=== Section Start ===

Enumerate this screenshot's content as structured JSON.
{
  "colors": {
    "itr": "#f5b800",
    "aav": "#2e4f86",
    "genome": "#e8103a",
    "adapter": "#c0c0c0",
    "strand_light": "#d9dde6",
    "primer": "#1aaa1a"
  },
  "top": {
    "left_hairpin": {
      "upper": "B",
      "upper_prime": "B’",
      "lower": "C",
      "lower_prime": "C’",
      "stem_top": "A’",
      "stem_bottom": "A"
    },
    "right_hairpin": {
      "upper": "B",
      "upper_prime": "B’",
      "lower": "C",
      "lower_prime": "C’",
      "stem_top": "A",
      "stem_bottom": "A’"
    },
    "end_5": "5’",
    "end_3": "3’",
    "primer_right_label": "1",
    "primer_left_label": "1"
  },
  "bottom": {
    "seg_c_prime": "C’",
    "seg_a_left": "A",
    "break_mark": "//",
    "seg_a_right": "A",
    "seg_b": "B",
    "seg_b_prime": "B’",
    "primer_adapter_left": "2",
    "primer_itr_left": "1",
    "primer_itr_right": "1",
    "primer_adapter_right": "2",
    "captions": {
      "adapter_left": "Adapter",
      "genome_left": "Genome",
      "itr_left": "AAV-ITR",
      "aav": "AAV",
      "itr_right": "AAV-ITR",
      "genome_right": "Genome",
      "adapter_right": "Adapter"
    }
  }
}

=== Section End ===

PROBLEM TO WORK ON:
Reproduce each record shown above without altering a single word.

EXPECTED ANSWER:
Enumerate this screenshot's content as structured JSON.
{
  "colors": {
    "itr": "#f5b800",
    "aav": "#2e4f86",
    "genome": "#e8103a",
    "adapter": "#c0c0c0",
    "strand_light": "#d9dde6",
    "primer": "#1aaa1a"
  },
  "top": {
    "left_hairpin": {
      "upper": "B",
      "upper_prime": "B’",
      "lower": "C",
      "lower_prime": "C’",
      "stem_top": "A’",
      "stem_bottom": "A"
    },
    "right_hairpin": {
      "upper": "B",
      "upper_prime": "B’",
      "lower": "C",
      "lower_prime": "C’",
      "stem_top": "A",
      "stem_bottom": "A’"
    },
    "end_5": "5’",
    "end_3": "3’",
    "primer_right_label": "1",
    "primer_left_label": "1"
  },
  "bottom": {
    "seg_c_prime": "C’",
    "seg_a_left": "A",
    "break_mark": "//",
    "seg_a_right": "A",
    "seg_b": "B",
    "seg_b_prime": "B’",
    "primer_adapter_left": "2",
    "primer_itr_left": "1",
    "primer_itr_right": "1",
    "primer_adapter_right": "2",
    "captions": {
      "adapter_left": "Adapter",
      "genome_left": "Genome",
      "itr_left": "AAV-ITR",
      "aav": "AAV",
      "itr_right": "AAV-ITR",
      "genome_right": "Genome",
      "adapter_right": "Adapter"
    }
  }
}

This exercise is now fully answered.